> **Directions for this task**: Provide the data again in its entirety, exactly as given.

==*==

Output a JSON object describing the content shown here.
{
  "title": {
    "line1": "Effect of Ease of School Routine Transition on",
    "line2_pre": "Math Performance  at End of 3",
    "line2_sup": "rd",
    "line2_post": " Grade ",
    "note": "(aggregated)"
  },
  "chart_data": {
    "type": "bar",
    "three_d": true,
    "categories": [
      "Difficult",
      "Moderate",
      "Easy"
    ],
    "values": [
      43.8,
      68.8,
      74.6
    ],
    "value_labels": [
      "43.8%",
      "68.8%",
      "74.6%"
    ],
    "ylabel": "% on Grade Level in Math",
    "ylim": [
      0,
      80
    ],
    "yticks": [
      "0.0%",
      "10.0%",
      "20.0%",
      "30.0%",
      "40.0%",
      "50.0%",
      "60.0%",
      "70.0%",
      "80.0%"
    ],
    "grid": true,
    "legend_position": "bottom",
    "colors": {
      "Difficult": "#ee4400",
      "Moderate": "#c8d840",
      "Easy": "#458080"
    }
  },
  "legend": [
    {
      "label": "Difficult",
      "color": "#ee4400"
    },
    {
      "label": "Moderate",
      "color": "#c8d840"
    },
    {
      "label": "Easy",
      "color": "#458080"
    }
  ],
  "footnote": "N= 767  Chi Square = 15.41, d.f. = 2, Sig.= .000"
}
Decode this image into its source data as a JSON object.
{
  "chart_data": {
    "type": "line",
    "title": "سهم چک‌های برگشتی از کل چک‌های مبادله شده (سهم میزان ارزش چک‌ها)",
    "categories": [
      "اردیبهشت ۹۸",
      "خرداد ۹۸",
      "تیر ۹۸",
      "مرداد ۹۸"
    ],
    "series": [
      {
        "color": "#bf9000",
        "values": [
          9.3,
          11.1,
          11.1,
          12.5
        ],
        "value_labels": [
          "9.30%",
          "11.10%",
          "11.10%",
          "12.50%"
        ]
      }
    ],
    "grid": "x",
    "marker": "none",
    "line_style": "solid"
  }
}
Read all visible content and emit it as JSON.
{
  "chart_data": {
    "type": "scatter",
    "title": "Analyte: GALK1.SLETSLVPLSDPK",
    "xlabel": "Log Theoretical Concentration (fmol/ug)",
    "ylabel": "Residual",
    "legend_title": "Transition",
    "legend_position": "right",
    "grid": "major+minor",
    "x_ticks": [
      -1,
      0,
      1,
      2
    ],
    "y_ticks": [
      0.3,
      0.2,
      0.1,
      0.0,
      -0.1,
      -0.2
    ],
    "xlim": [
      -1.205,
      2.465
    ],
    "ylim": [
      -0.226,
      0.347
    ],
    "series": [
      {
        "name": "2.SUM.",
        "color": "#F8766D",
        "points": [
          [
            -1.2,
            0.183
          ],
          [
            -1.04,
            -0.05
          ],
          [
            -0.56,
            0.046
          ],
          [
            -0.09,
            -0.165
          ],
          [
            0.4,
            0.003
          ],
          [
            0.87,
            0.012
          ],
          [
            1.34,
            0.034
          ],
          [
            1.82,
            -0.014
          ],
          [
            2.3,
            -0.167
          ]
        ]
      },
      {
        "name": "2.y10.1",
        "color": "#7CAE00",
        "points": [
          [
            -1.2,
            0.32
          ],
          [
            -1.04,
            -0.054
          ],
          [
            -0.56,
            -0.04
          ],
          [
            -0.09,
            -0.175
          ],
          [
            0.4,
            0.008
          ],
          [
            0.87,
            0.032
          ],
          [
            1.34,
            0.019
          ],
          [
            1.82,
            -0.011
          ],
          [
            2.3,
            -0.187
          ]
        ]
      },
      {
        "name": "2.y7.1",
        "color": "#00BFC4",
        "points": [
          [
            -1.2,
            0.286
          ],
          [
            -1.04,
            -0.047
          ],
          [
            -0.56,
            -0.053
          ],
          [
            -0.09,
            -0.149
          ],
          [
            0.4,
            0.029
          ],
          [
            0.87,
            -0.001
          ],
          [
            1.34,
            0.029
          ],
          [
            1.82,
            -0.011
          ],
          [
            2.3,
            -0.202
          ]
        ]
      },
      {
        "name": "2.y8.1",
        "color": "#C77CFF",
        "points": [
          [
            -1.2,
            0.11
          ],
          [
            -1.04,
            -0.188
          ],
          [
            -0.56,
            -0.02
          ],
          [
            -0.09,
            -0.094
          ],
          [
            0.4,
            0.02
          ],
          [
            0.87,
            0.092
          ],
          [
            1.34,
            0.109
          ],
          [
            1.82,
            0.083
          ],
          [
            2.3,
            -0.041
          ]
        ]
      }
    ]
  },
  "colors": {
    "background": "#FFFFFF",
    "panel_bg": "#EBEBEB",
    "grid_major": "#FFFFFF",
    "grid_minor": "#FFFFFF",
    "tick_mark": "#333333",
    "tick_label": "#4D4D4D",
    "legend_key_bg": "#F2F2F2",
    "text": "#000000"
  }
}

==*==

> **Task output**:
Output a JSON object describing the content shown here.
{
  "title": {
    "line1": "Effect of Ease of School Routine Transition on",
    "line2_pre": "Math Performance  at End of 3",
    "line2_sup": "rd",
    "line2_post": " Grade ",
    "note": "(aggregated)"
  },
  "chart_data": {
    "type": "bar",
    "three_d": true,
    "categories": [
      "Difficult",
      "Moderate",
      "Easy"
    ],
    "values": [
      43.8,
      68.8,
      74.6
    ],
    "value_labels": [
      "43.8%",
      "68.8%",
      "74.6%"
    ],
    "ylabel": "% on Grade Level in Math",
    "ylim": [
      0,
      80
    ],
    "yticks": [
      "0.0%",
      "10.0%",
      "20.0%",
      "30.0%",
      "40.0%",
      "50.0%",
      "60.0%",
      "70.0%",
      "80.0%"
    ],
    "grid": true,
    "legend_position": "bottom",
    "colors": {
      "Difficult": "#ee4400",
      "Moderate": "#c8d840",
      "Easy": "#458080"
    }
  },
  "legend": [
    {
      "label": "Difficult",
      "color": "#ee4400"
    },
    {
      "label": "Moderate",
      "color": "#c8d840"
    },
    {
      "label": "Easy",
      "color": "#458080"
    }
  ],
  "footnote": "N= 767  Chi Square = 15.41, d.f. = 2, Sig.= .000"
}
Decode this image into its source data as a JSON object.
{
  "chart_data": {
    "type": "line",
    "title": "سهم چک‌های برگشتی از کل چک‌های مبادله شده (سهم میزان ارزش چک‌ها)",
    "categories": [
      "اردیبهشت ۹۸",
      "خرداد ۹۸",
      "تیر ۹۸",
      "مرداد ۹۸"
    ],
    "series": [
      {
        "color": "#bf9000",
        "values": [
          9.3,
          11.1,
          11.1,
          12.5
        ],
        "value_labels": [
          "9.30%",
          "11.10%",
          "11.10%",
          "12.50%"
        ]
      }
    ],
    "grid": "x",
    "marker": "none",
    "line_style": "solid"
  }
}
Read all visible content and emit it as JSON.
{
  "chart_data": {
    "type": "scatter",
    "title": "Analyte: GALK1.SLETSLVPLSDPK",
    "xlabel": "Log Theoretical Concentration (fmol/ug)",
    "ylabel": "Residual",
    "legend_title": "Transition",
    "legend_position": "right",
    "grid": "major+minor",
    "x_ticks": [
      -1,
      0,
      1,
      2
    ],
    "y_ticks": [
      0.3,
      0.2,
      0.1,
      0.0,
      -0.1,
      -0.2
    ],
    "xlim": [
      -1.205,
      2.465
    ],
    "ylim": [
      -0.226,
      0.347
    ],
    "series": [
      {
        "name": "2.SUM.",
        "color": "#F8766D",
        "points": [
          [
            -1.2,
            0.183
          ],
          [
            -1.04,
            -0.05
          ],
          [
            -0.56,
            0.046
          ],
          [
            -0.09,
            -0.165
          ],
          [
            0.4,
            0.003
          ],
          [
            0.87,
            0.012
          ],
          [
            1.34,
            0.034
          ],
          [
            1.82,
            -0.014
          ],
          [
            2.3,
            -0.167
          ]
        ]
      },
      {
        "name": "2.y10.1",
        "color": "#7CAE00",
        "points": [
          [
            -1.2,
            0.32
          ],
          [
            -1.04,
            -0.054
          ],
          [
            -0.56,
            -0.04
          ],
          [
            -0.09,
            -0.175
          ],
          [
            0.4,
            0.008
          ],
          [
            0.87,
            0.032
          ],
          [
            1.34,
            0.019
          ],
          [
            1.82,
            -0.011
          ],
          [
            2.3,
            -0.187
          ]
        ]
      },
      {
        "name": "2.y7.1",
        "color": "#00BFC4",
        "points": [
          [
            -1.2,
            0.286
          ],
          [
            -1.04,
            -0.047
          ],
          [
            -0.56,
            -0.053
          ],
          [
            -0.09,
            -0.149
          ],
          [
            0.4,
            0.029
          ],
          [
            0.87,
            -0.001
          ],
          [
            1.34,
            0.029
          ],
          [
            1.82,
            -0.011
          ],
          [
            2.3,
            -0.202
          ]
        ]
      },
      {
        "name": "2.y8.1",
        "color": "#C77CFF",
        "points": [
          [
            -1.2,
            0.11
          ],
          [
            -1.04,
            -0.188
          ],
          [
            -0.56,
            -0.02
          ],
          [
            -0.09,
            -0.094
          ],
          [
            0.4,
            0.02
          ],
          [
            0.87,
            0.092
          ],
          [
            1.34,
            0.109
          ],
          [
            1.82,
            0.083
          ],
          [
            2.3,
            -0.041
          ]
        ]
      }
    ]
  },
  "colors": {
    "background": "#FFFFFF",
    "panel_bg": "#EBEBEB",
    "grid_major": "#FFFFFF",
    "grid_minor": "#FFFFFF",
    "tick_mark": "#333333",
    "tick_label": "#4D4D4D",
    "legend_key_bg": "#F2F2F2",
    "text": "#000000"
  }
}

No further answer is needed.